TO DO
Return the material exactly as supplied, apart from the pictures, which are omitted.

§

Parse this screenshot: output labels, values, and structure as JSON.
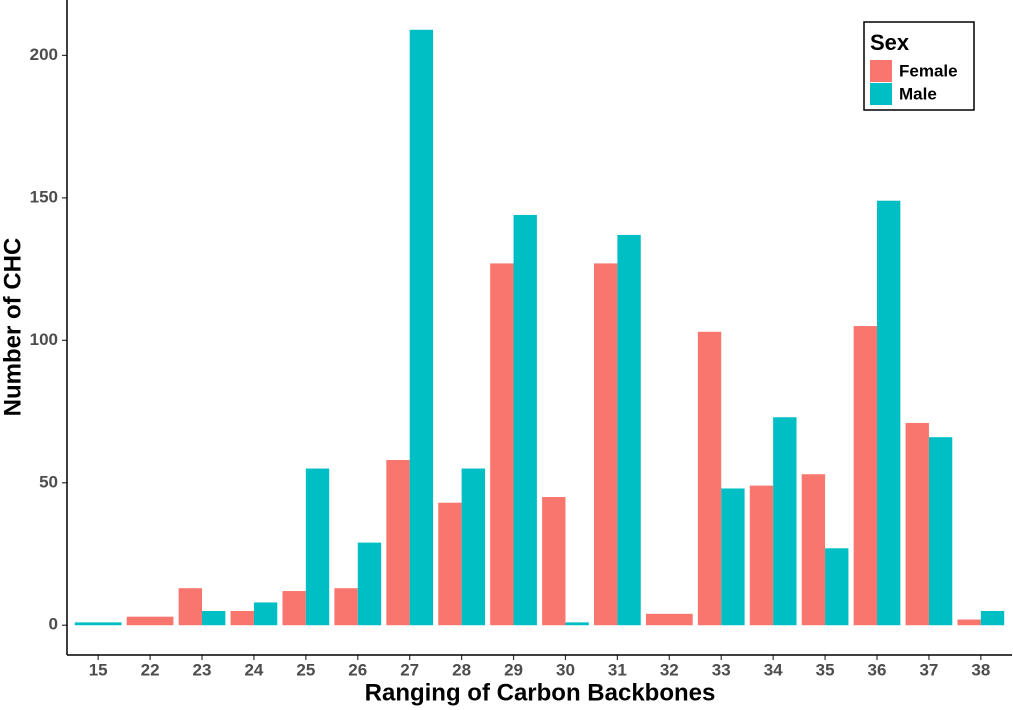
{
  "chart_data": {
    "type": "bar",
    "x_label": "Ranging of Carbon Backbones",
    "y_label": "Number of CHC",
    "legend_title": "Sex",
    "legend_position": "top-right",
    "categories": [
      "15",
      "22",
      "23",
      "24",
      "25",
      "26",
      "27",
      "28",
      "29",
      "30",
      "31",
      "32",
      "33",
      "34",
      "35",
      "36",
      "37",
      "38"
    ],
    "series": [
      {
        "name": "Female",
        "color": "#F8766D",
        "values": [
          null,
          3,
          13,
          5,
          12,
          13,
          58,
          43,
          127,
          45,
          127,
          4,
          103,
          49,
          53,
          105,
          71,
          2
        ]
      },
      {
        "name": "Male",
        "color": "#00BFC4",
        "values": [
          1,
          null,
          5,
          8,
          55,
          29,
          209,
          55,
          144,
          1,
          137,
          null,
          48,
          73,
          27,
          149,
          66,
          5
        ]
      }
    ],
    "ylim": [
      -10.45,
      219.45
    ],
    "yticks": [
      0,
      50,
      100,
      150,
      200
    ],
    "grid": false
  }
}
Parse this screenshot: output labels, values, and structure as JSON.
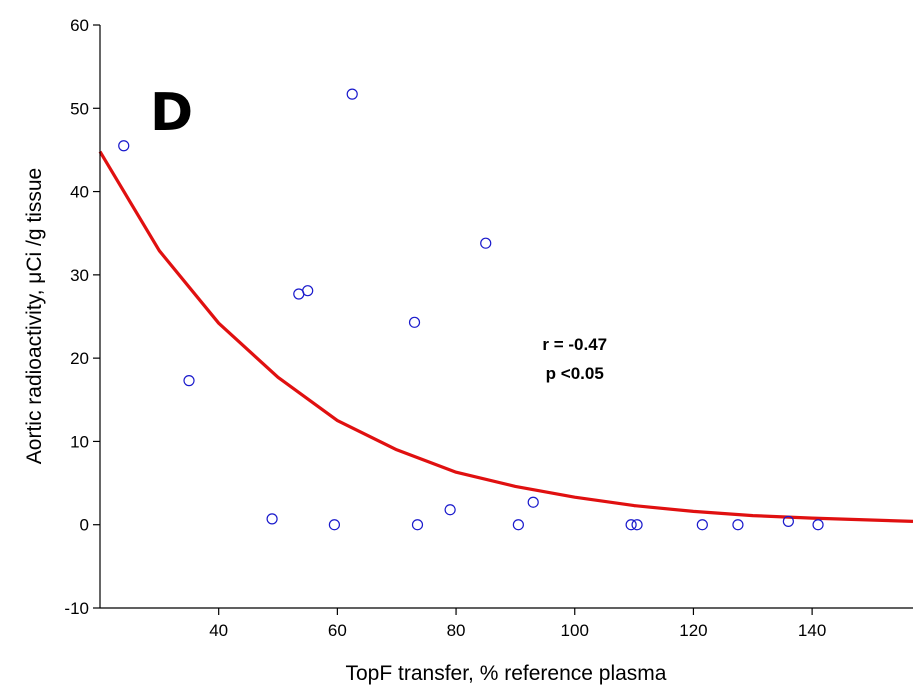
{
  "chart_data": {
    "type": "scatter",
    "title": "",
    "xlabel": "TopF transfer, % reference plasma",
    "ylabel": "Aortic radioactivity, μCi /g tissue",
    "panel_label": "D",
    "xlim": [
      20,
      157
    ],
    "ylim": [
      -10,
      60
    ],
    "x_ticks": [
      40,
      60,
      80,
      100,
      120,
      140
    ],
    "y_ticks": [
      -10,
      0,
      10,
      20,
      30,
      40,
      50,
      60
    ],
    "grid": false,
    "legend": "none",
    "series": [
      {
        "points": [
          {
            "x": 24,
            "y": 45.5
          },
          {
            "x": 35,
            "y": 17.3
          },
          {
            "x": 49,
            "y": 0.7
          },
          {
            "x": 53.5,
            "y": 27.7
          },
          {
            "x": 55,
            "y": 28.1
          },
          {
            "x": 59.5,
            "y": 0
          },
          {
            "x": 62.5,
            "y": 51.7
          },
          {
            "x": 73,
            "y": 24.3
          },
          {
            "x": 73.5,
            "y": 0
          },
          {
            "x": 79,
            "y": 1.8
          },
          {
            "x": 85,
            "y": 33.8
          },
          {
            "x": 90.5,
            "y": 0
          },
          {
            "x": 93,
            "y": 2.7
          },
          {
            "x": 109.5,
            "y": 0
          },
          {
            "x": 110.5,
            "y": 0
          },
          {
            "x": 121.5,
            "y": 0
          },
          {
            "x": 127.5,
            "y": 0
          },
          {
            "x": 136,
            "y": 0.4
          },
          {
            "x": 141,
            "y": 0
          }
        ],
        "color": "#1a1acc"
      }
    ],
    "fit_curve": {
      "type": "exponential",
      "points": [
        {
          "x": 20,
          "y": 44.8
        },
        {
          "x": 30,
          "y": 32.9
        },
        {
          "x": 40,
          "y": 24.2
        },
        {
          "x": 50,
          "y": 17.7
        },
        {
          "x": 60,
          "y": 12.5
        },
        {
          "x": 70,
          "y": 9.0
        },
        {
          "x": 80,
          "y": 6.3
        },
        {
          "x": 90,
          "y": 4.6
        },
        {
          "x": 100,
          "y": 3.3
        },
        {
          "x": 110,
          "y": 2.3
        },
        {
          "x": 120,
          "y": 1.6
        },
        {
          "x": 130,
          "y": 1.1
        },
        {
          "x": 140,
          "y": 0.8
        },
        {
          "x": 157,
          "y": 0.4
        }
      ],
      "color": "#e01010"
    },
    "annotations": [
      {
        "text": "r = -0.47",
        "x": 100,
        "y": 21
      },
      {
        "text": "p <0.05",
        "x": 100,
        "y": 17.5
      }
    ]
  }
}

§

RESULT OF THIS EXERCISE
Parse this screenshot: output labels, values, and structure as JSON.
{
  "chart_data": {
    "type": "bar",
    "x_label": "Ranging of Carbon Backbones",
    "y_label": "Number of CHC",
    "legend_title": "Sex",
    "legend_position": "top-right",
    "categories": [
      "15",
      "22",
      "23",
      "24",
      "25",
      "26",
      "27",
      "28",
      "29",
      "30",
      "31",
      "32",
      "33",
      "34",
      "35",
      "36",
      "37",
      "38"
    ],
    "series": [
      {
        "name": "Female",
        "color": "#F8766D",
        "values": [
          null,
          3,
          13,
          5,
          12,
          13,
          58,
          43,
          127,
          45,
          127,
          4,
          103,
          49,
          53,
          105,
          71,
          2
        ]
      },
      {
        "name": "Male",
        "color": "#00BFC4",
        "values": [
          1,
          null,
          5,
          8,
          55,
          29,
          209,
          55,
          144,
          1,
          137,
          null,
          48,
          73,
          27,
          149,
          66,
          5
        ]
      }
    ],
    "ylim": [
      -10.45,
      219.45
    ],
    "yticks": [
      0,
      50,
      100,
      150,
      200
    ],
    "grid": false
  }
}
Parse this screenshot: output labels, values, and structure as JSON.
{
  "chart_data": {
    "type": "scatter",
    "title": "",
    "xlabel": "TopF transfer, % reference plasma",
    "ylabel": "Aortic radioactivity, μCi /g tissue",
    "panel_label": "D",
    "xlim": [
      20,
      157
    ],
    "ylim": [
      -10,
      60
    ],
    "x_ticks": [
      40,
      60,
      80,
      100,
      120,
      140
    ],
    "y_ticks": [
      -10,
      0,
      10,
      20,
      30,
      40,
      50,
      60
    ],
    "grid": false,
    "legend": "none",
    "series": [
      {
        "points": [
          {
            "x": 24,
            "y": 45.5
          },
          {
            "x": 35,
            "y": 17.3
          },
          {
            "x": 49,
            "y": 0.7
          },
          {
            "x": 53.5,
            "y": 27.7
          },
          {
            "x": 55,
            "y": 28.1
          },
          {
            "x": 59.5,
            "y": 0
          },
          {
            "x": 62.5,
            "y": 51.7
          },
          {
            "x": 73,
            "y": 24.3
          },
          {
            "x": 73.5,
            "y": 0
          },
          {
            "x": 79,
            "y": 1.8
          },
          {
            "x": 85,
            "y": 33.8
          },
          {
            "x": 90.5,
            "y": 0
          },
          {
            "x": 93,
            "y": 2.7
          },
          {
            "x": 109.5,
            "y": 0
          },
          {
            "x": 110.5,
            "y": 0
          },
          {
            "x": 121.5,
            "y": 0
          },
          {
            "x": 127.5,
            "y": 0
          },
          {
            "x": 136,
            "y": 0.4
          },
          {
            "x": 141,
            "y": 0
          }
        ],
        "color": "#1a1acc"
      }
    ],
    "fit_curve": {
      "type": "exponential",
      "points": [
        {
          "x": 20,
          "y": 44.8
        },
        {
          "x": 30,
          "y": 32.9
        },
        {
          "x": 40,
          "y": 24.2
        },
        {
          "x": 50,
          "y": 17.7
        },
        {
          "x": 60,
          "y": 12.5
        },
        {
          "x": 70,
          "y": 9.0
        },
        {
          "x": 80,
          "y": 6.3
        },
        {
          "x": 90,
          "y": 4.6
        },
        {
          "x": 100,
          "y": 3.3
        },
        {
          "x": 110,
          "y": 2.3
        },
        {
          "x": 120,
          "y": 1.6
        },
        {
          "x": 130,
          "y": 1.1
        },
        {
          "x": 140,
          "y": 0.8
        },
        {
          "x": 157,
          "y": 0.4
        }
      ],
      "color": "#e01010"
    },
    "annotations": [
      {
        "text": "r = -0.47",
        "x": 100,
        "y": 21
      },
      {
        "text": "p <0.05",
        "x": 100,
        "y": 17.5
      }
    ]
  }
}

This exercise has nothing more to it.